+++ Data entries +++

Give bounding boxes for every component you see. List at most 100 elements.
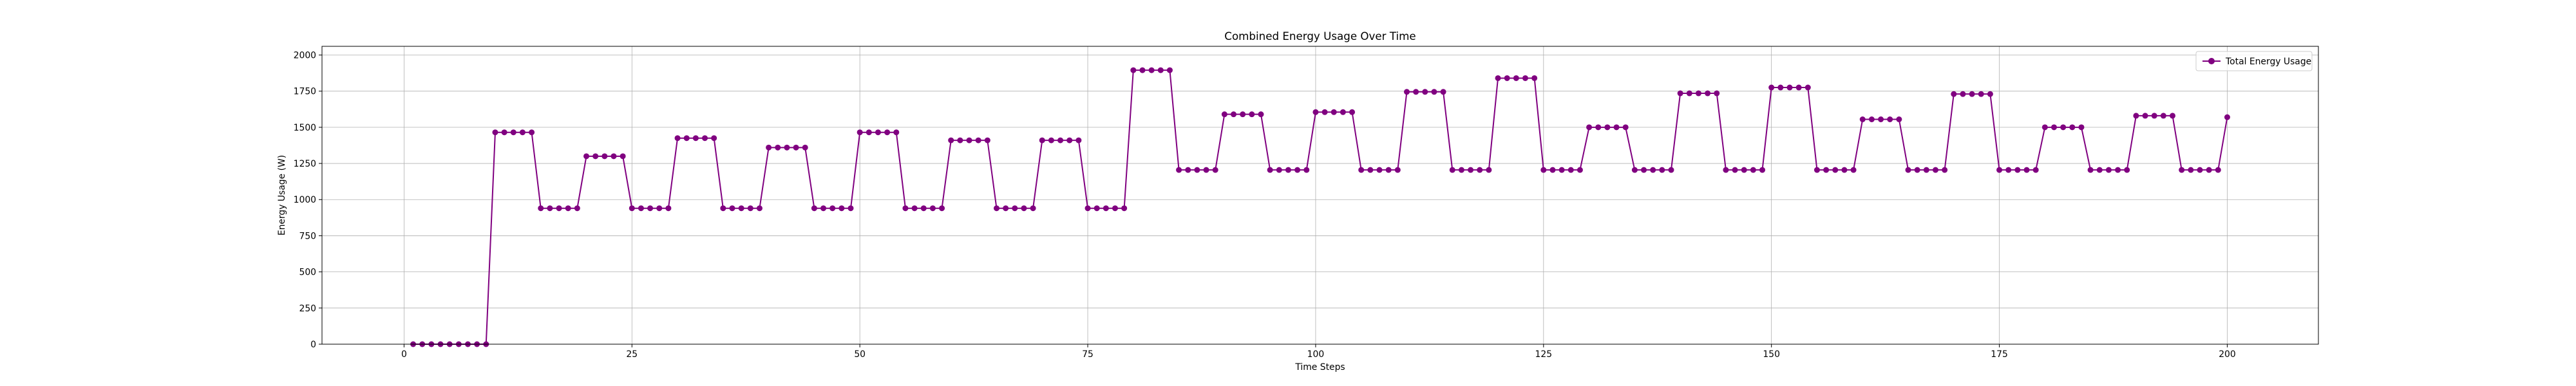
data-point <box>711 135 717 142</box>
data-point <box>1468 167 1474 173</box>
data-point <box>884 129 891 136</box>
data-point <box>1987 91 1993 97</box>
data-point <box>1595 124 1602 131</box>
data-point <box>1203 167 1209 173</box>
data-point <box>793 144 799 151</box>
data-point <box>1786 84 1793 91</box>
x-tick-label: 200 <box>2219 349 2236 360</box>
y-tick-label: 750 <box>299 231 316 241</box>
legend-box <box>2195 51 2313 71</box>
data-point <box>1486 167 1492 173</box>
y-tick-label: 1500 <box>294 123 316 133</box>
data-point <box>683 135 690 142</box>
data-point <box>829 205 836 212</box>
data-point <box>1003 205 1009 212</box>
data-point <box>510 129 516 136</box>
data-point <box>1641 167 1647 173</box>
data-point <box>1231 111 1237 118</box>
data-point <box>957 137 963 143</box>
data-point <box>1021 205 1027 212</box>
y-tick-label: 250 <box>299 304 316 314</box>
y-tick-label: 1250 <box>294 159 316 169</box>
data-point <box>1249 111 1255 118</box>
data-point <box>1741 167 1747 173</box>
data-point <box>802 144 808 151</box>
data-point <box>1166 67 1173 73</box>
data-point <box>1914 167 1920 173</box>
data-point <box>1321 109 1328 115</box>
data-point <box>1705 90 1711 96</box>
data-point <box>1440 89 1446 95</box>
data-point <box>1513 75 1519 81</box>
data-point <box>1996 167 2003 173</box>
data-point <box>1148 67 1155 73</box>
data-point <box>1331 109 1337 115</box>
data-point <box>738 205 744 212</box>
data-point <box>2050 124 2057 131</box>
data-point <box>1431 89 1437 95</box>
data-point <box>1923 167 1929 173</box>
x-tick-label: 50 <box>854 349 866 360</box>
data-point <box>1577 167 1583 173</box>
data-point <box>1048 137 1054 143</box>
data-point <box>2105 167 2112 173</box>
data-point <box>1267 167 1273 173</box>
data-point <box>2224 114 2230 120</box>
data-point <box>1804 84 1811 91</box>
y-tick-label: 0 <box>310 340 316 350</box>
data-point <box>674 135 681 142</box>
data-point <box>1586 124 1593 131</box>
data-point <box>1759 167 1766 173</box>
data-point <box>1686 90 1692 96</box>
data-point <box>1385 167 1392 173</box>
data-point <box>1157 67 1164 73</box>
data-point <box>1094 205 1100 212</box>
data-point <box>1604 124 1611 131</box>
data-point <box>1176 167 1182 173</box>
data-point <box>1978 91 1984 97</box>
data-point <box>1075 137 1082 143</box>
data-point <box>857 129 863 136</box>
data-point <box>1130 67 1137 73</box>
data-point <box>1777 84 1784 91</box>
data-point <box>1951 91 1957 97</box>
data-point <box>2215 167 2221 173</box>
data-point <box>2069 124 2076 131</box>
data-point <box>1084 205 1091 212</box>
data-point <box>2023 167 2030 173</box>
data-point <box>2170 113 2176 119</box>
data-point <box>1832 167 1839 173</box>
data-point <box>1121 205 1128 212</box>
data-point <box>2060 124 2067 131</box>
y-tick-label: 1000 <box>294 195 316 205</box>
data-point <box>1340 109 1346 115</box>
data-point <box>1814 167 1820 173</box>
data-point <box>1139 67 1146 73</box>
legend-label: Total Energy Usage <box>2225 57 2311 67</box>
data-point <box>1622 124 1629 131</box>
data-point <box>1039 137 1045 143</box>
x-axis-title: Time Steps <box>1294 362 1345 372</box>
data-point <box>1540 167 1547 173</box>
data-point <box>1504 75 1510 81</box>
data-point <box>2005 167 2012 173</box>
x-tick-label: 25 <box>626 349 638 360</box>
data-point <box>1558 167 1565 173</box>
data-point <box>2115 167 2121 173</box>
data-point <box>1750 167 1756 173</box>
y-tick-label: 1750 <box>294 87 316 97</box>
data-point <box>1477 167 1483 173</box>
data-point <box>1394 167 1401 173</box>
data-point <box>1349 109 1356 115</box>
data-point <box>1823 167 1830 173</box>
data-point <box>1868 116 1875 123</box>
data-point <box>1285 167 1291 173</box>
data-point <box>2151 113 2157 119</box>
data-point <box>948 137 954 143</box>
data-point <box>1367 167 1374 173</box>
x-tick-label: 150 <box>1763 349 1780 360</box>
data-point <box>1549 167 1556 173</box>
chart-title: Combined Energy Usage Over Time <box>1224 30 1416 42</box>
data-point <box>1714 90 1720 96</box>
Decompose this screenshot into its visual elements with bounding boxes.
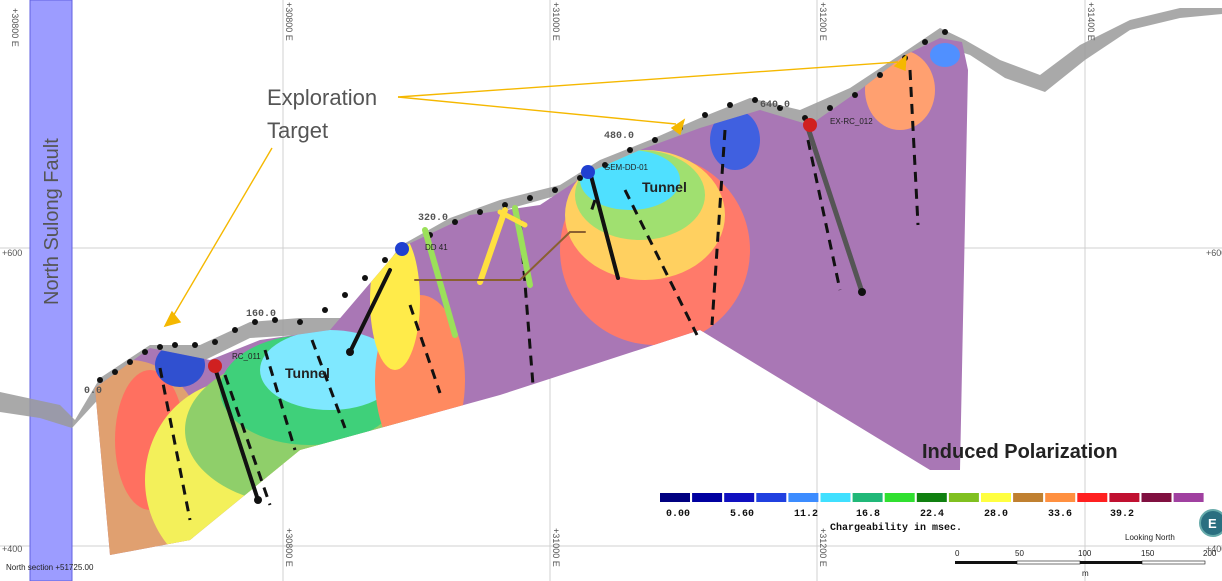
collar-gem-dd-01 <box>581 165 595 179</box>
station-label: 0.0 <box>84 386 102 397</box>
left-tick: +400 <box>2 544 22 554</box>
method-title: Induced Polarization <box>922 441 1118 463</box>
right-tick: +600 <box>1206 248 1222 258</box>
legend-swatch <box>756 493 787 502</box>
legend-swatch <box>916 493 947 502</box>
legend-swatch <box>1045 493 1076 502</box>
drillhole-label: DD 41 <box>425 243 448 252</box>
logo: E <box>1199 509 1222 537</box>
legend-swatch <box>660 493 690 502</box>
terrain-surface <box>0 8 1222 428</box>
bottom-tick: +31000 E <box>551 528 561 567</box>
target-label-line2: Target <box>267 118 328 143</box>
collar-dd41 <box>395 242 409 256</box>
target-arrows <box>163 54 907 328</box>
legend-tick: 11.2 <box>794 509 818 520</box>
drillhole-rc011 <box>213 366 260 502</box>
tunnel-label-left: Tunnel <box>285 365 330 381</box>
scale-label: 100 <box>1078 549 1092 558</box>
top-tick: +31400 E <box>1086 2 1096 41</box>
legend-tick: 39.2 <box>1110 509 1134 520</box>
legend-swatch <box>884 493 915 502</box>
chargeability-legend: 0.00 5.60 11.2 16.8 22.4 28.0 33.6 39.2 … <box>660 493 1204 534</box>
scale-label: 50 <box>1015 549 1024 558</box>
legend-title: Chargeability in msec. <box>830 522 962 534</box>
legend-tick: 0.00 <box>666 509 690 520</box>
legend-swatch <box>1109 493 1140 502</box>
legend-swatch <box>820 493 851 502</box>
legend-tick: 16.8 <box>856 509 880 520</box>
legend-swatch <box>1013 493 1044 502</box>
station-label: 320.0 <box>418 213 448 224</box>
drillholes <box>208 118 866 504</box>
survey-stations <box>97 29 948 383</box>
station-label: 160.0 <box>246 309 276 320</box>
station-label: 640.0 <box>760 100 790 111</box>
right-tick: +400 <box>1206 544 1222 554</box>
legend-swatch <box>852 493 883 502</box>
scale-label: 200 <box>1203 549 1217 558</box>
view-direction: Looking North <box>1125 533 1175 542</box>
logo-text: E <box>1208 516 1217 531</box>
bottom-tick: +30800 E <box>284 528 294 567</box>
scale-label: 0 <box>955 549 960 558</box>
legend-swatch <box>724 493 755 502</box>
legend-swatch <box>1173 493 1204 502</box>
legend-swatch <box>692 493 723 502</box>
scale-unit: m <box>1082 569 1089 578</box>
legend-tick: 33.6 <box>1048 509 1072 520</box>
top-tick: +31200 E <box>818 2 828 41</box>
section-name: North section +51725.00 <box>6 563 94 572</box>
bottom-tick: +31200 E <box>818 528 828 567</box>
drillhole-labels: RC_011 GEM-DD-01 DD 41 EX-RC_012 <box>232 117 873 361</box>
collar-rc011 <box>208 359 222 373</box>
legend-swatch <box>948 493 979 502</box>
legend-tick: 28.0 <box>984 509 1008 520</box>
drillhole-label: EX-RC_012 <box>830 117 873 126</box>
scale-label: 150 <box>1141 549 1155 558</box>
left-tick: +600 <box>2 248 22 258</box>
legend-swatch <box>788 493 819 502</box>
tunnel-label-right: Tunnel <box>642 179 687 195</box>
scale-bar: Looking North 0 50 100 150 200 m <box>955 533 1217 578</box>
drillhole-label: RC_011 <box>232 352 261 361</box>
station-labels: 0.0 160.0 320.0 480.0 640.0 <box>84 100 790 397</box>
fault-band <box>29 0 73 581</box>
drillhole-label: GEM-DD-01 <box>604 163 649 172</box>
fault-label: North Sulong Fault <box>41 138 63 305</box>
legend-swatch <box>1077 493 1108 502</box>
legend-swatches <box>660 493 1204 502</box>
collar-ex-rc012 <box>803 118 817 132</box>
top-tick: +30800 E <box>284 2 294 41</box>
legend-swatch <box>1141 493 1172 502</box>
top-tick: +31000 E <box>551 2 561 41</box>
target-label-line1: Exploration <box>267 85 377 110</box>
drillhole-tunnel-left <box>348 268 392 354</box>
legend-tick: 22.4 <box>920 509 944 520</box>
station-label: 480.0 <box>604 131 634 142</box>
interpreted-faults <box>158 69 920 521</box>
grid-tick-labels: +30800 E +31000 E +31200 E +31400 E +308… <box>2 2 1222 567</box>
left-tick: +30800 E <box>10 8 20 47</box>
legend-swatch <box>981 493 1011 502</box>
legend-tick: 5.60 <box>730 509 754 520</box>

+++

### What you need to do
Recast the lines as a Markdown table with the columns Row and Line, starting with the line that contains "data-point <box>711 135 717 142</box>" and going through the line that contains "data-point <box>1331 109 1337 115</box>". Number each row and leave out any blank lines.

### Answer to this task
| Row | Line |
|---|---|
| 1 | data-point <box>711 135 717 142</box> |
| 2 | data-point <box>1468 167 1474 173</box> |
| 3 | data-point <box>884 129 891 136</box> |
| 4 | data-point <box>1987 91 1993 97</box> |
| 5 | data-point <box>1595 124 1602 131</box> |
| 6 | data-point <box>1203 167 1209 173</box> |
| 7 | data-point <box>793 144 799 151</box> |
| 8 | data-point <box>1786 84 1793 91</box> |
| 9 | x-tick-label: 200 <box>2219 349 2236 360</box> |
| 10 | y-tick-label: 750 <box>299 231 316 241</box> |
| 11 | legend-box <box>2195 51 2313 71</box> |
| 12 | data-point <box>1486 167 1492 173</box> |
| 13 | y-tick-label: 1500 <box>294 123 316 133</box> |
| 14 | data-point <box>683 135 690 142</box> |
| 15 | data-point <box>829 205 836 212</box> |
| 16 | data-point <box>1003 205 1009 212</box> |
| 17 | data-point <box>510 129 516 136</box> |
| 18 | data-point <box>1641 167 1647 173</box> |
| 19 | data-point <box>1231 111 1237 118</box> |
| 20 | data-point <box>957 137 963 143</box> |
| 21 | data-point <box>1021 205 1027 212</box> |
| 22 | y-tick-label: 250 <box>299 304 316 314</box> |
| 23 | y-tick-label: 1250 <box>294 159 316 169</box> |
| 24 | data-point <box>1249 111 1255 118</box> |
| 25 | data-point <box>1741 167 1747 173</box> |
| 26 | data-point <box>802 144 808 151</box> |
| 27 | data-point <box>1166 67 1173 73</box> |
| 28 | data-point <box>1914 167 1920 173</box> |
| 29 | data-point <box>1321 109 1328 115</box> |
| 30 | data-point <box>1705 90 1711 96</box> |
| 31 | data-point <box>1440 89 1446 95</box> |
| 32 | data-point <box>1513 75 1519 81</box> |
| 33 | data-point <box>1996 167 2003 173</box> |
| 34 | data-point <box>1148 67 1155 73</box> |
| 35 | data-point <box>1331 109 1337 115</box> |